◆ EXERCISE BRIEF
Copy the lines holding the word "Recreation", all of them.

(A run of records)

+ + +

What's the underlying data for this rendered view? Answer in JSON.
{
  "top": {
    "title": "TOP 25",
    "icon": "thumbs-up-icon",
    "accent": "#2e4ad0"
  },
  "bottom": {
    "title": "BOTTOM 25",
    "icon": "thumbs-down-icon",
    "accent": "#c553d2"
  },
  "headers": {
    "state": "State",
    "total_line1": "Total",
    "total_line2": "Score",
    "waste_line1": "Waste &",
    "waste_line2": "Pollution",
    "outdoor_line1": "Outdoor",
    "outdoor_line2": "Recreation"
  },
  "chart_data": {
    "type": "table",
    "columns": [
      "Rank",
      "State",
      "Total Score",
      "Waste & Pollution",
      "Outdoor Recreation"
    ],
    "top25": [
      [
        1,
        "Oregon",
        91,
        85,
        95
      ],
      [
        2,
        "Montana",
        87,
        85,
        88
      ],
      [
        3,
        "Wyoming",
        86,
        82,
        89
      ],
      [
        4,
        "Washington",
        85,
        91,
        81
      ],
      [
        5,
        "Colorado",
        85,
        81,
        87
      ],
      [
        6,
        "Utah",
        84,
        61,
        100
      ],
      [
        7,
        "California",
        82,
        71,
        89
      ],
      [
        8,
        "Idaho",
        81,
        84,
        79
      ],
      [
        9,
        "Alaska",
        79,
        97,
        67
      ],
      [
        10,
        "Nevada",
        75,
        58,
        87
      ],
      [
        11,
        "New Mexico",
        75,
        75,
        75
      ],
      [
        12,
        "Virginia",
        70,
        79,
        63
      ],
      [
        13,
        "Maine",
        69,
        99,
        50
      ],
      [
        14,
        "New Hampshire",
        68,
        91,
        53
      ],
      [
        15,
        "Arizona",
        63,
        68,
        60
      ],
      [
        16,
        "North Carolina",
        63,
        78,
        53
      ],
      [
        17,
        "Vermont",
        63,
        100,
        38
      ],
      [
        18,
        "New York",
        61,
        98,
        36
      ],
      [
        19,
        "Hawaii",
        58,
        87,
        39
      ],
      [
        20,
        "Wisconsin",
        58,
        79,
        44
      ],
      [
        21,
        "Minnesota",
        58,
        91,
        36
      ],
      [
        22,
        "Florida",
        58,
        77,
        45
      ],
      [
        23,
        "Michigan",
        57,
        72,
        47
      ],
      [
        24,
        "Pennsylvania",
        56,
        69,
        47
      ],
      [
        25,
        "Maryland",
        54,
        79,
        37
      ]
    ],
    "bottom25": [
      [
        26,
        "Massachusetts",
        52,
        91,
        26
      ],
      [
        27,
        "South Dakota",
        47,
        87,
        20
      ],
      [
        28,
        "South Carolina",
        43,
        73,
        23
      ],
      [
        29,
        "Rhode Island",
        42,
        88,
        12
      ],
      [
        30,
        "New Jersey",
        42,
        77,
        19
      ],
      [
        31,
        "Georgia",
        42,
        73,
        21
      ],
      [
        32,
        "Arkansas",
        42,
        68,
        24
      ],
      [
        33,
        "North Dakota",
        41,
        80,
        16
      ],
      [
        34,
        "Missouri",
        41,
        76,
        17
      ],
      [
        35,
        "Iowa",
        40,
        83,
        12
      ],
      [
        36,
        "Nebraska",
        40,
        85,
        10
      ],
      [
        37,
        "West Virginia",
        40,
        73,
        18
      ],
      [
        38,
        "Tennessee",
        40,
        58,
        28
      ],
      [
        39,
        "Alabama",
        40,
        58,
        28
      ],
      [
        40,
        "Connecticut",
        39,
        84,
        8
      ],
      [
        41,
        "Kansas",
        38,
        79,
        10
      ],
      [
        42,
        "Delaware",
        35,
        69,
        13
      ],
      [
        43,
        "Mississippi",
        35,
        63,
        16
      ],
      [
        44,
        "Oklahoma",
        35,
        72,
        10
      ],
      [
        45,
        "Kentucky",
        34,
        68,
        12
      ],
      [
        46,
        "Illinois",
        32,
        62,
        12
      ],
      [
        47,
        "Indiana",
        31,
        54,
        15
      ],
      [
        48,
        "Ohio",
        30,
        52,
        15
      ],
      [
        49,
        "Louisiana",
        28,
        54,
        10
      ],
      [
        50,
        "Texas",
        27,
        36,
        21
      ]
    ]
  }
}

+ + +

◆ WRITTEN RESPONSE
    "outdoor_line2": "Recreation"
      "Outdoor Recreation"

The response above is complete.